===== Records shown =====
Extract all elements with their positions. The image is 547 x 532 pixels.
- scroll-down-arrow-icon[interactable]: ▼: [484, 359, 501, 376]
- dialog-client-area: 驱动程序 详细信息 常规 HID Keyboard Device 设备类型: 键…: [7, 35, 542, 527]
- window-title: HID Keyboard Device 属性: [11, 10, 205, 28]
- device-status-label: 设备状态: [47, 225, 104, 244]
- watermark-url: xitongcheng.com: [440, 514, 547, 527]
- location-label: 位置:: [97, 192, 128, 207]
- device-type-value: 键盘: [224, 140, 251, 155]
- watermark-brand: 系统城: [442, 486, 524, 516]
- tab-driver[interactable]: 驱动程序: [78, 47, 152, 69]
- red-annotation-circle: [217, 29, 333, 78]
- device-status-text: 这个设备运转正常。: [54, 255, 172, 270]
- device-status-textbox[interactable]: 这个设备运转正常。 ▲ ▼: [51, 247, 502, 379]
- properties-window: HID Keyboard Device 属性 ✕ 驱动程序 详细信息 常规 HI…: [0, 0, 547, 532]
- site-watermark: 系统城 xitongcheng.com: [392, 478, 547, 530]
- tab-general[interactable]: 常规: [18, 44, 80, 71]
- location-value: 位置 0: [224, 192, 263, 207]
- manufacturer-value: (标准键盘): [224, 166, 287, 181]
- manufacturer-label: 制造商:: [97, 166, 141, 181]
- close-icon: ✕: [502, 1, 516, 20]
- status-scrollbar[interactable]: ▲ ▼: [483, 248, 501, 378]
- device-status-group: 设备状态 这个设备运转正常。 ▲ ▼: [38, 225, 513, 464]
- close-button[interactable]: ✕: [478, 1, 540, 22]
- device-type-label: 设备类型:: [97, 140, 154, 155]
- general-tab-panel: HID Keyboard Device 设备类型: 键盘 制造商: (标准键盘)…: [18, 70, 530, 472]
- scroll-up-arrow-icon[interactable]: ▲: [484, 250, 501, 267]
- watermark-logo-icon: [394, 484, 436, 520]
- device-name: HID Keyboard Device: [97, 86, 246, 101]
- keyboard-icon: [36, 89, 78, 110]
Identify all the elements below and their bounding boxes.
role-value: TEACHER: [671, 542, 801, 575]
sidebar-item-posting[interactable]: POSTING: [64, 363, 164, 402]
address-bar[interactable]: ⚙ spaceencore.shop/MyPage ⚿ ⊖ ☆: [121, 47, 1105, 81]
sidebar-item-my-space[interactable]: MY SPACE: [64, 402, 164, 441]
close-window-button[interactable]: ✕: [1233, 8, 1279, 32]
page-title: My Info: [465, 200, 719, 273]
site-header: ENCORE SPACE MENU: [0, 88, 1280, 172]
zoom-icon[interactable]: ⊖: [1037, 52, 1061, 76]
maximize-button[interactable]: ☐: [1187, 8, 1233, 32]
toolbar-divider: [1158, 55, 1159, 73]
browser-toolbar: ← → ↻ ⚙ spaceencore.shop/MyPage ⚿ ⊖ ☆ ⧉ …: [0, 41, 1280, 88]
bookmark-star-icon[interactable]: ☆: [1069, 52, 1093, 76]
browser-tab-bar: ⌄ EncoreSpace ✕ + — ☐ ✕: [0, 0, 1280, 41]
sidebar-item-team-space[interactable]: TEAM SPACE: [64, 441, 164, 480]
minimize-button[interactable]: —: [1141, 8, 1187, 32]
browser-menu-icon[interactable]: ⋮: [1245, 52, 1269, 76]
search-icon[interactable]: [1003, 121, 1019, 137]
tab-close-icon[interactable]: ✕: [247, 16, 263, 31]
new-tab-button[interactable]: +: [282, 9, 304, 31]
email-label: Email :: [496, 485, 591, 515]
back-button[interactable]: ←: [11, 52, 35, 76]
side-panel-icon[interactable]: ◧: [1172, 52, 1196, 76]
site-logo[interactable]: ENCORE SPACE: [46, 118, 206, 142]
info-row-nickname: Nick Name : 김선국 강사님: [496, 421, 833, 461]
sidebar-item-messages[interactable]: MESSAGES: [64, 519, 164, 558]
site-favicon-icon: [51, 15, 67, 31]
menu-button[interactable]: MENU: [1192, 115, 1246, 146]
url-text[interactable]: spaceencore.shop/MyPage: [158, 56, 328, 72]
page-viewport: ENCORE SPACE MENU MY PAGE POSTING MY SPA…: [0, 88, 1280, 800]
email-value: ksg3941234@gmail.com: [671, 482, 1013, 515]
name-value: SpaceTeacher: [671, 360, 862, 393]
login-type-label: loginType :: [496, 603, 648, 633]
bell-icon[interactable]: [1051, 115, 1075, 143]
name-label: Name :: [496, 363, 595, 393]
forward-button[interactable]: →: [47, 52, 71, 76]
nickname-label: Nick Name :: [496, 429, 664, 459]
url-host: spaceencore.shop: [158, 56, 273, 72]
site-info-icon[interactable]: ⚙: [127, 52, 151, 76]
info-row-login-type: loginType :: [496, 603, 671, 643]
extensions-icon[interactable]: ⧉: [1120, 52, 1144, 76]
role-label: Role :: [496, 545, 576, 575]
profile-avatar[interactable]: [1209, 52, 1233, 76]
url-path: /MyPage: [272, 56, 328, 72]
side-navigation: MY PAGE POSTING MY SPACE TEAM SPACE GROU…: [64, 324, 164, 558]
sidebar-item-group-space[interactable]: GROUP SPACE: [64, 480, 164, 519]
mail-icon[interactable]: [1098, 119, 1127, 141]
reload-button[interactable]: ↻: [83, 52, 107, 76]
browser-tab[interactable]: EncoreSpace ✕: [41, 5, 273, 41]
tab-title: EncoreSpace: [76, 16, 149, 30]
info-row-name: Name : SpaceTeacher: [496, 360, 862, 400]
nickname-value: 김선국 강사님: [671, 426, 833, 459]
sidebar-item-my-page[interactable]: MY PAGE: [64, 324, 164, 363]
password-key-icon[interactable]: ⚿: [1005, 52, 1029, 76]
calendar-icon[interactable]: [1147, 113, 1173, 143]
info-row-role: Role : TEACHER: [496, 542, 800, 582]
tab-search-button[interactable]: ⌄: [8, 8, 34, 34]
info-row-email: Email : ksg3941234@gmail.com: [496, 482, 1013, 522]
=====
- _Stated problem_: Rewrite the data above, replacing every instance of "interactable" with "clickable" and leaving everything else as it is.

- _Worked solution_:
Extract all elements with their positions. The image is 547 x 532 pixels.
- scroll-down-arrow-icon[clickable]: ▼: [484, 359, 501, 376]
- dialog-client-area: 驱动程序 详细信息 常规 HID Keyboard Device 设备类型: 键…: [7, 35, 542, 527]
- window-title: HID Keyboard Device 属性: [11, 10, 205, 28]
- device-status-label: 设备状态: [47, 225, 104, 244]
- watermark-url: xitongcheng.com: [440, 514, 547, 527]
- location-label: 位置:: [97, 192, 128, 207]
- device-type-value: 键盘: [224, 140, 251, 155]
- watermark-brand: 系统城: [442, 486, 524, 516]
- tab-driver[clickable]: 驱动程序: [78, 47, 152, 69]
- red-annotation-circle: [217, 29, 333, 78]
- device-status-text: 这个设备运转正常。: [54, 255, 172, 270]
- device-status-textbox[clickable]: 这个设备运转正常。 ▲ ▼: [51, 247, 502, 379]
- properties-window: HID Keyboard Device 属性 ✕ 驱动程序 详细信息 常规 HI…: [0, 0, 547, 532]
- site-watermark: 系统城 xitongcheng.com: [392, 478, 547, 530]
- tab-general[clickable]: 常规: [18, 44, 80, 71]
- location-value: 位置 0: [224, 192, 263, 207]
- manufacturer-value: (标准键盘): [224, 166, 287, 181]
- manufacturer-label: 制造商:: [97, 166, 141, 181]
- close-icon: ✕: [502, 1, 516, 20]
- status-scrollbar[clickable]: ▲ ▼: [483, 248, 501, 378]
- device-status-group: 设备状态 这个设备运转正常。 ▲ ▼: [38, 225, 513, 464]
- close-button[clickable]: ✕: [478, 1, 540, 22]
- device-type-label: 设备类型:: [97, 140, 154, 155]
- general-tab-panel: HID Keyboard Device 设备类型: 键盘 制造商: (标准键盘)…: [18, 70, 530, 472]
- scroll-up-arrow-icon[clickable]: ▲: [484, 250, 501, 267]
- watermark-logo-icon: [394, 484, 436, 520]
- device-name: HID Keyboard Device: [97, 86, 246, 101]
- keyboard-icon: [36, 89, 78, 110]
Identify all the elements below and their bounding boxes.
role-value: TEACHER: [671, 542, 801, 575]
sidebar-item-posting[clickable]: POSTING: [64, 363, 164, 402]
address-bar[clickable]: ⚙ spaceencore.shop/MyPage ⚿ ⊖ ☆: [121, 47, 1105, 81]
sidebar-item-my-space[clickable]: MY SPACE: [64, 402, 164, 441]
close-window-button[clickable]: ✕: [1233, 8, 1279, 32]
page-title: My Info: [465, 200, 719, 273]
site-header: ENCORE SPACE MENU: [0, 88, 1280, 172]
zoom-icon[clickable]: ⊖: [1037, 52, 1061, 76]
maximize-button[clickable]: ☐: [1187, 8, 1233, 32]
toolbar-divider: [1158, 55, 1159, 73]
browser-toolbar: ← → ↻ ⚙ spaceencore.shop/MyPage ⚿ ⊖ ☆ ⧉ …: [0, 41, 1280, 88]
bookmark-star-icon[clickable]: ☆: [1069, 52, 1093, 76]
browser-tab-bar: ⌄ EncoreSpace ✕ + — ☐ ✕: [0, 0, 1280, 41]
sidebar-item-team-space[clickable]: TEAM SPACE: [64, 441, 164, 480]
minimize-button[clickable]: —: [1141, 8, 1187, 32]
browser-menu-icon[clickable]: ⋮: [1245, 52, 1269, 76]
search-icon[clickable]: [1003, 121, 1019, 137]
tab-close-icon[clickable]: ✕: [247, 16, 263, 31]
new-tab-button[clickable]: +: [282, 9, 304, 31]
email-label: Email :: [496, 485, 591, 515]
back-button[clickable]: ←: [11, 52, 35, 76]
side-panel-icon[clickable]: ◧: [1172, 52, 1196, 76]
site-logo[clickable]: ENCORE SPACE: [46, 118, 206, 142]
info-row-nickname: Nick Name : 김선국 강사님: [496, 421, 833, 461]
sidebar-item-messages[clickable]: MESSAGES: [64, 519, 164, 558]
site-favicon-icon: [51, 15, 67, 31]
menu-button[clickable]: MENU: [1192, 115, 1246, 146]
url-text[clickable]: spaceencore.shop/MyPage: [158, 56, 328, 72]
page-viewport: ENCORE SPACE MENU MY PAGE POSTING MY SPA…: [0, 88, 1280, 800]
email-value: ksg3941234@gmail.com: [671, 482, 1013, 515]
name-value: SpaceTeacher: [671, 360, 862, 393]
login-type-label: loginType :: [496, 603, 648, 633]
bell-icon[clickable]: [1051, 115, 1075, 143]
name-label: Name :: [496, 363, 595, 393]
forward-button[clickable]: →: [47, 52, 71, 76]
nickname-label: Nick Name :: [496, 429, 664, 459]
url-host: spaceencore.shop: [158, 56, 273, 72]
site-info-icon[clickable]: ⚙: [127, 52, 151, 76]
info-row-login-type: loginType :: [496, 603, 671, 643]
extensions-icon[clickable]: ⧉: [1120, 52, 1144, 76]
role-label: Role :: [496, 545, 576, 575]
profile-avatar[clickable]: [1209, 52, 1233, 76]
url-path: /MyPage: [272, 56, 328, 72]
side-navigation: MY PAGE POSTING MY SPACE TEAM SPACE GROU…: [64, 324, 164, 558]
sidebar-item-group-space[clickable]: GROUP SPACE: [64, 480, 164, 519]
mail-icon[clickable]: [1098, 119, 1127, 141]
reload-button[clickable]: ↻: [83, 52, 107, 76]
browser-tab[clickable]: EncoreSpace ✕: [41, 5, 273, 41]
tab-title: EncoreSpace: [76, 16, 149, 30]
info-row-name: Name : SpaceTeacher: [496, 360, 862, 400]
nickname-value: 김선국 강사님: [671, 426, 833, 459]
sidebar-item-my-page[clickable]: MY PAGE: [64, 324, 164, 363]
password-key-icon[clickable]: ⚿: [1005, 52, 1029, 76]
calendar-icon[clickable]: [1147, 113, 1173, 143]
info-row-role: Role : TEACHER: [496, 542, 800, 582]
tab-search-button[clickable]: ⌄: [8, 8, 34, 34]
info-row-email: Email : ksg3941234@gmail.com: [496, 482, 1013, 522]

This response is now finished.